▸ **STATED GOAL**
Your task is to copy the material exactly.
———
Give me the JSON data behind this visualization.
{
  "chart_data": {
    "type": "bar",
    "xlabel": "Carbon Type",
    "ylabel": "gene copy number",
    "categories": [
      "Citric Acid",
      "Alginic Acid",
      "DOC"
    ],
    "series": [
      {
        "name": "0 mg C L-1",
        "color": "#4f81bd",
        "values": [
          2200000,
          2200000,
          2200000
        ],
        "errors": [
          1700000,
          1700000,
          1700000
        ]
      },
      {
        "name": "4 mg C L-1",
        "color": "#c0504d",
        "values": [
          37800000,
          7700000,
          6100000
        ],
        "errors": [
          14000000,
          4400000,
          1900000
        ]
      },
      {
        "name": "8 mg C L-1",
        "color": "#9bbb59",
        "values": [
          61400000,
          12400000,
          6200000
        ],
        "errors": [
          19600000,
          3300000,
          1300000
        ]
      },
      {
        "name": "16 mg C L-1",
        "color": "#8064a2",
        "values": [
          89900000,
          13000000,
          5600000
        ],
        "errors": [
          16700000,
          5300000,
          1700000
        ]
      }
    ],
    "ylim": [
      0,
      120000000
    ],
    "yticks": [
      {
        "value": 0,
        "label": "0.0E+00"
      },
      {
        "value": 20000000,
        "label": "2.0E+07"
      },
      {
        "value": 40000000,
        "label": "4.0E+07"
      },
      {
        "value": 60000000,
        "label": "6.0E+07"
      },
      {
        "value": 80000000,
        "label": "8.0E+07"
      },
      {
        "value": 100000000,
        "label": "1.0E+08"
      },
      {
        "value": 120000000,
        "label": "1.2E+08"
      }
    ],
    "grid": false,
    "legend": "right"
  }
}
———
▸ **EXPECTED OUTPUT**
Give me the JSON data behind this visualization.
{
  "chart_data": {
    "type": "bar",
    "xlabel": "Carbon Type",
    "ylabel": "gene copy number",
    "categories": [
      "Citric Acid",
      "Alginic Acid",
      "DOC"
    ],
    "series": [
      {
        "name": "0 mg C L-1",
        "color": "#4f81bd",
        "values": [
          2200000,
          2200000,
          2200000
        ],
        "errors": [
          1700000,
          1700000,
          1700000
        ]
      },
      {
        "name": "4 mg C L-1",
        "color": "#c0504d",
        "values": [
          37800000,
          7700000,
          6100000
        ],
        "errors": [
          14000000,
          4400000,
          1900000
        ]
      },
      {
        "name": "8 mg C L-1",
        "color": "#9bbb59",
        "values": [
          61400000,
          12400000,
          6200000
        ],
        "errors": [
          19600000,
          3300000,
          1300000
        ]
      },
      {
        "name": "16 mg C L-1",
        "color": "#8064a2",
        "values": [
          89900000,
          13000000,
          5600000
        ],
        "errors": [
          16700000,
          5300000,
          1700000
        ]
      }
    ],
    "ylim": [
      0,
      120000000
    ],
    "yticks": [
      {
        "value": 0,
        "label": "0.0E+00"
      },
      {
        "value": 20000000,
        "label": "2.0E+07"
      },
      {
        "value": 40000000,
        "label": "4.0E+07"
      },
      {
        "value": 60000000,
        "label": "6.0E+07"
      },
      {
        "value": 80000000,
        "label": "8.0E+07"
      },
      {
        "value": 100000000,
        "label": "1.0E+08"
      },
      {
        "value": 120000000,
        "label": "1.2E+08"
      }
    ],
    "grid": false,
    "legend": "right"
  }
}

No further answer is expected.